EXERCISE TASK:
Report back each line of the records that contains the string "search".

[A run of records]
>>>>

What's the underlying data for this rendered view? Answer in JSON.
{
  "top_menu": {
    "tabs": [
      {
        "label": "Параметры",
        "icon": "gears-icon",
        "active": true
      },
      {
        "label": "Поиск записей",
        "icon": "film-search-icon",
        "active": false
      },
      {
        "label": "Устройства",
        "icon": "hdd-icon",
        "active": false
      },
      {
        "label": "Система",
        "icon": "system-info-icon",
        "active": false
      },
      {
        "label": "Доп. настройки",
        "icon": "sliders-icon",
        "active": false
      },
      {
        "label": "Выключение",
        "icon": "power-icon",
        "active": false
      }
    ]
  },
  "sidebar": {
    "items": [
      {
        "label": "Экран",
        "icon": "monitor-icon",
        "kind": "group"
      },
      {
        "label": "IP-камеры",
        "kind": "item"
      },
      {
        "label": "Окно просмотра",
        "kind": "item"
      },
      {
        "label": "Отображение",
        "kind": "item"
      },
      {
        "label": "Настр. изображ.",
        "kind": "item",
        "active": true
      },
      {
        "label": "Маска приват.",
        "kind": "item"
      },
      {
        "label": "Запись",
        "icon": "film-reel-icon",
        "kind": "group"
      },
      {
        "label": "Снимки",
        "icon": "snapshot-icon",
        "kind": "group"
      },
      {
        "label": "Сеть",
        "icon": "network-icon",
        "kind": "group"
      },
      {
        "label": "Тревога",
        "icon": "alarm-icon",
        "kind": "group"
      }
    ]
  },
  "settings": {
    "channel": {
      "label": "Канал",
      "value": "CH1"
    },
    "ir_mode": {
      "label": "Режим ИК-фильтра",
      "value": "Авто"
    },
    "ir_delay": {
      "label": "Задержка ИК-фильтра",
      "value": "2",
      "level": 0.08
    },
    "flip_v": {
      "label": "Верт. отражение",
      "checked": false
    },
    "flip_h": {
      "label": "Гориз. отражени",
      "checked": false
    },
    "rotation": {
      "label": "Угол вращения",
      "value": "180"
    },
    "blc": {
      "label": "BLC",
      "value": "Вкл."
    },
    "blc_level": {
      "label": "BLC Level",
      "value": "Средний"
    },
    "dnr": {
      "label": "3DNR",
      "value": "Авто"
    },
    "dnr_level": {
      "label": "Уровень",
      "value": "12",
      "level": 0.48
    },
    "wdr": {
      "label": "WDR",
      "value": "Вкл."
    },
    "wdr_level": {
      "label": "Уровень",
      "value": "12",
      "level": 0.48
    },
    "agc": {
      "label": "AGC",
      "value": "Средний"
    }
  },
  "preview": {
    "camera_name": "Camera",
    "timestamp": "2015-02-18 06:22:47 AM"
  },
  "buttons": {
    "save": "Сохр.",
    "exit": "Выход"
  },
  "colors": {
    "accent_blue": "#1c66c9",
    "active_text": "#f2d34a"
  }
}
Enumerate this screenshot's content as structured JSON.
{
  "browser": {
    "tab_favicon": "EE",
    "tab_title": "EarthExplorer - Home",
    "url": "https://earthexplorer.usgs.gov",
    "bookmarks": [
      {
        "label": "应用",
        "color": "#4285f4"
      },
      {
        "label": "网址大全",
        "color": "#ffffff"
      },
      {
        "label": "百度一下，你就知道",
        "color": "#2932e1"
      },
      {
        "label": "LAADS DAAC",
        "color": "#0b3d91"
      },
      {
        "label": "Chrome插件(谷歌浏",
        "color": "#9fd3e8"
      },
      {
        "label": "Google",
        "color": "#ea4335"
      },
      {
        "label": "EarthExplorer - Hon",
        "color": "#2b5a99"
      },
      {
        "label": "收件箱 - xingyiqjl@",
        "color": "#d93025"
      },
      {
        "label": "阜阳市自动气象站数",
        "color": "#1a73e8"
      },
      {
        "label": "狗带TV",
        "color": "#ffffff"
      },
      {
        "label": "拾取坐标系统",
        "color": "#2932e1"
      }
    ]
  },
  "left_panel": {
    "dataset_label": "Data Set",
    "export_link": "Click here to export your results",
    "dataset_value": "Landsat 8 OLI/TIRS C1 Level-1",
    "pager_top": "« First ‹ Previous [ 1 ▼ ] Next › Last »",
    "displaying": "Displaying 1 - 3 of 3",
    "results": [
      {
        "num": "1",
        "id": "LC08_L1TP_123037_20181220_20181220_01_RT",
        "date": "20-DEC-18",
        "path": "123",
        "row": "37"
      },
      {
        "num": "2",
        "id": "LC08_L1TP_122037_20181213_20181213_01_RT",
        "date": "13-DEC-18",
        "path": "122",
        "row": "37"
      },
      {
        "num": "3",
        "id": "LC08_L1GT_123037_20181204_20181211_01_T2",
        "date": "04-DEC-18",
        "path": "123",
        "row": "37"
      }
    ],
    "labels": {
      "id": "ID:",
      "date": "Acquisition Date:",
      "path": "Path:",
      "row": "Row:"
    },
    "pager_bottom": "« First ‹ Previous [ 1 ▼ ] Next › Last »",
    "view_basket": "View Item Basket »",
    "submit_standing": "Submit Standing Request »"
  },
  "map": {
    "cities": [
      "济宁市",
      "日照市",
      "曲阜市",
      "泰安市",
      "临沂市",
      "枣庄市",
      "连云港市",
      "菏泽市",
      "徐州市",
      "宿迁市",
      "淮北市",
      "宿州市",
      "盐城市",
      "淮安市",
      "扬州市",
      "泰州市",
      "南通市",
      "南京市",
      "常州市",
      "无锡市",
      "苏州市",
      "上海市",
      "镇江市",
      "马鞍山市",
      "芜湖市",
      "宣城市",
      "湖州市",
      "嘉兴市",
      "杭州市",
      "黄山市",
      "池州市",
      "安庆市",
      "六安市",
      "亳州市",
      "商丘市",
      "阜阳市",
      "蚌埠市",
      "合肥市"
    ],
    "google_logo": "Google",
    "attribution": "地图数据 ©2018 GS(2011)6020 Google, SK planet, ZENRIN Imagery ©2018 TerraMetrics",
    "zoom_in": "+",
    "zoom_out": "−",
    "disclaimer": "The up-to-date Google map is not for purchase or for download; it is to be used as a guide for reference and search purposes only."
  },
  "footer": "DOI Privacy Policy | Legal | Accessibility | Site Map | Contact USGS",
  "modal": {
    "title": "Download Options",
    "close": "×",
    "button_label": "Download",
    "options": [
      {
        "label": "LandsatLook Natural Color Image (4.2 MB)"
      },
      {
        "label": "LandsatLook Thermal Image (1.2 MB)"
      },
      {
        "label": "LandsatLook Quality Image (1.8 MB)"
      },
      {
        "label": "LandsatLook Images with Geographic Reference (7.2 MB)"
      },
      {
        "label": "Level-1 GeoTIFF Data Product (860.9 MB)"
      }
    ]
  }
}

<<<<

FULL ANSWER:
        "icon": "film-search-icon",
    "disclaimer": "The up-to-date Google map is not for purchase or for download; it is to be used as a guide for reference and search purposes only."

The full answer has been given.